◆ What this task involves ◆
Return every line from the records below in which the word "letter" is found.

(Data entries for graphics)

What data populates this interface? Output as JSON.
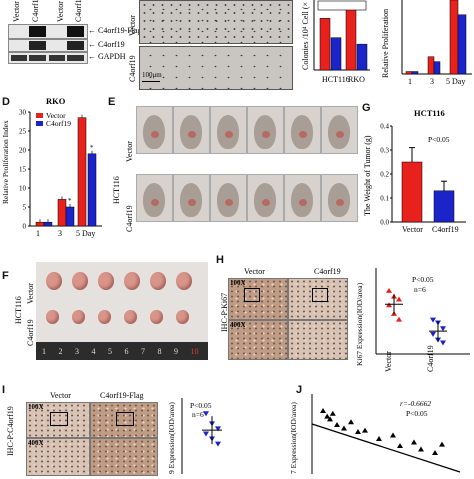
{
  "panels": {
    "A": {
      "lane_labels": [
        "Vector",
        "C4orf19",
        "Vector",
        "C4orf19"
      ],
      "bands": [
        "C4orf19-Flag",
        "C4orf19",
        "GAPDH"
      ]
    },
    "B": {
      "row_labels": [
        "Vector",
        "C4orf19"
      ],
      "scale_bar": "100μm"
    },
    "C": {
      "ylabel": "Colonies /10⁴ Cell (×",
      "categories": [
        "HCT116",
        "RKO"
      ],
      "legend": [
        "Vector",
        "C4orf19"
      ],
      "chart_data": {
        "type": "bar",
        "categories": [
          "HCT116",
          "RKO"
        ],
        "series": [
          {
            "name": "Vector",
            "values": [
              4.8,
              5.6
            ]
          },
          {
            "name": "C4orf19",
            "values": [
              3.0,
              2.4
            ]
          }
        ]
      }
    },
    "A2": {
      "ylabel": "Relative Proliferation",
      "x_ticks": [
        "1",
        "3",
        "5 Day"
      ],
      "chart_data": {
        "type": "bar",
        "categories": [
          "1",
          "3",
          "5 Day"
        ],
        "series": [
          {
            "name": "Vector",
            "values": [
              1,
              7,
              33
            ]
          },
          {
            "name": "C4orf19",
            "values": [
              1,
              5,
              24
            ]
          }
        ]
      }
    },
    "D": {
      "letter": "D",
      "title": "RKO",
      "ylabel": "Relative Proliferation Index",
      "legend": [
        "Vector",
        "C4orf19"
      ],
      "y_ticks": [
        "0",
        "5",
        "10",
        "15",
        "20",
        "25",
        "30"
      ],
      "x_ticks": [
        "1",
        "3",
        "5 Day"
      ],
      "chart_data": {
        "type": "bar",
        "categories": [
          "1",
          "3",
          "5 Day"
        ],
        "ylim": [
          0,
          30
        ],
        "series": [
          {
            "name": "Vector",
            "values": [
              1,
              7,
              28.5
            ]
          },
          {
            "name": "C4orf19",
            "values": [
              1,
              5,
              19
            ]
          }
        ]
      }
    },
    "E": {
      "letter": "E",
      "group_label": "HCT116",
      "row_labels": [
        "Vector",
        "C4orf19"
      ]
    },
    "G": {
      "letter": "G",
      "title": "HCT116",
      "ylabel": "The Weight of Tumor (g)",
      "pvalue": "P<0.05",
      "y_ticks": [
        "0.0",
        "0.1",
        "0.2",
        "0.3",
        "0.4"
      ],
      "x_ticks": [
        "Vector",
        "C4orf19"
      ],
      "chart_data": {
        "type": "bar",
        "categories": [
          "Vector",
          "C4orf19"
        ],
        "values": [
          0.25,
          0.13
        ],
        "errors": [
          0.06,
          0.04
        ],
        "ylim": [
          0,
          0.4
        ]
      }
    },
    "F": {
      "letter": "F",
      "group_label": "HCT116",
      "row_labels": [
        "Vector",
        "C4orf19"
      ],
      "ruler": [
        "1",
        "2",
        "3",
        "4",
        "5",
        "6",
        "7",
        "8",
        "9",
        "10"
      ]
    },
    "H": {
      "letter": "H",
      "col_labels": [
        "Vector",
        "C4orf19"
      ],
      "row_label": "IHC-P:Ki67",
      "mags": [
        "100X",
        "400X"
      ],
      "ylabel": "Ki67 Expression(IOD/area)",
      "pvalue": "P<0.05",
      "n": "n=6",
      "x_ticks": [
        "Vector",
        "C4orf19"
      ],
      "chart_data": {
        "type": "scatter",
        "categories": [
          "Vector",
          "C4orf19"
        ],
        "ylim": [
          0,
          0.15
        ],
        "series": [
          {
            "name": "Vector",
            "values": [
              0.11,
              0.1,
              0.095,
              0.085,
              0.07,
              0.06
            ]
          },
          {
            "name": "C4orf19",
            "values": [
              0.06,
              0.055,
              0.045,
              0.035,
              0.025,
              0.02
            ]
          }
        ]
      }
    },
    "I": {
      "letter": "I",
      "col_labels": [
        "Vector",
        "C4orf19-Flag"
      ],
      "row_label": "IHC-P:C4orf19",
      "mags": [
        "100X",
        "400X"
      ],
      "ylabel": "9 Expression(IOD/area)",
      "pvalue": "P<0.05",
      "n": "n=6",
      "chart_data": {
        "type": "scatter",
        "series": [
          {
            "name": "C4orf19",
            "values": [
              0.24,
              0.2,
              0.18,
              0.16,
              0.14,
              0.12
            ]
          }
        ]
      }
    },
    "J": {
      "letter": "J",
      "r_text": "r=-0.6662",
      "pvalue": "P<0.05",
      "ylabel": "7 Expression(IOD/area)",
      "chart_data": {
        "type": "scatter",
        "points": [
          [
            0.05,
            0.9
          ],
          [
            0.08,
            0.82
          ],
          [
            0.1,
            0.78
          ],
          [
            0.12,
            0.86
          ],
          [
            0.15,
            0.7
          ],
          [
            0.2,
            0.65
          ],
          [
            0.25,
            0.74
          ],
          [
            0.3,
            0.6
          ],
          [
            0.35,
            0.62
          ],
          [
            0.45,
            0.5
          ],
          [
            0.55,
            0.55
          ],
          [
            0.6,
            0.4
          ],
          [
            0.7,
            0.45
          ],
          [
            0.75,
            0.35
          ],
          [
            0.85,
            0.3
          ],
          [
            0.9,
            0.42
          ]
        ]
      }
    }
  },
  "colors": {
    "vector": "#e8211d",
    "c4orf19": "#1a24c8"
  }
}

◆ Response for this exercise ◆
      "letter": "D",
      "letter": "E",
      "letter": "G",
      "letter": "F",
      "letter": "H",
      "letter": "I",
      "letter": "J",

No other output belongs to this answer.